Search the records for the word "Information" and report each line that has it.

★ ★ ★ ★ ★ ★ ★

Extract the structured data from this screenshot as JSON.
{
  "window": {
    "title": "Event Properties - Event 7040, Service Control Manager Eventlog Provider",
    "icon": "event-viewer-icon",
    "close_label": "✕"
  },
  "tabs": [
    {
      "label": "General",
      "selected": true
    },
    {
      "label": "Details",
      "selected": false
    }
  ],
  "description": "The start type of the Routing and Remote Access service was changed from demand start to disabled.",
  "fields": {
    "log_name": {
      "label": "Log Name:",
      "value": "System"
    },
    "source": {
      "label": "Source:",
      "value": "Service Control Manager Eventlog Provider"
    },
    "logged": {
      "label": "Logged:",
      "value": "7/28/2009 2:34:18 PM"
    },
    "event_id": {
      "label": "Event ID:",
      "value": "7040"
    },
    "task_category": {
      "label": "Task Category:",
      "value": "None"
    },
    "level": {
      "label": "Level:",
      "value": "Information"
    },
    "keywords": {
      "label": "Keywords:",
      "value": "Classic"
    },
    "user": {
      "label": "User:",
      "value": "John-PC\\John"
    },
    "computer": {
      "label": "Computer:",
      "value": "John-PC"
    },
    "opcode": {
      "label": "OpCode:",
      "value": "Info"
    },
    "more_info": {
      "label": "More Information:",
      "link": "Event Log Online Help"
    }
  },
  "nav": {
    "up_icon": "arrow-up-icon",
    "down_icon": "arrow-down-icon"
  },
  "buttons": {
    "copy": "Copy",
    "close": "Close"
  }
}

★ ★ ★ ★ ★ ★ ★

Solution to this task.
      "value": "Information"
      "label": "More Information:",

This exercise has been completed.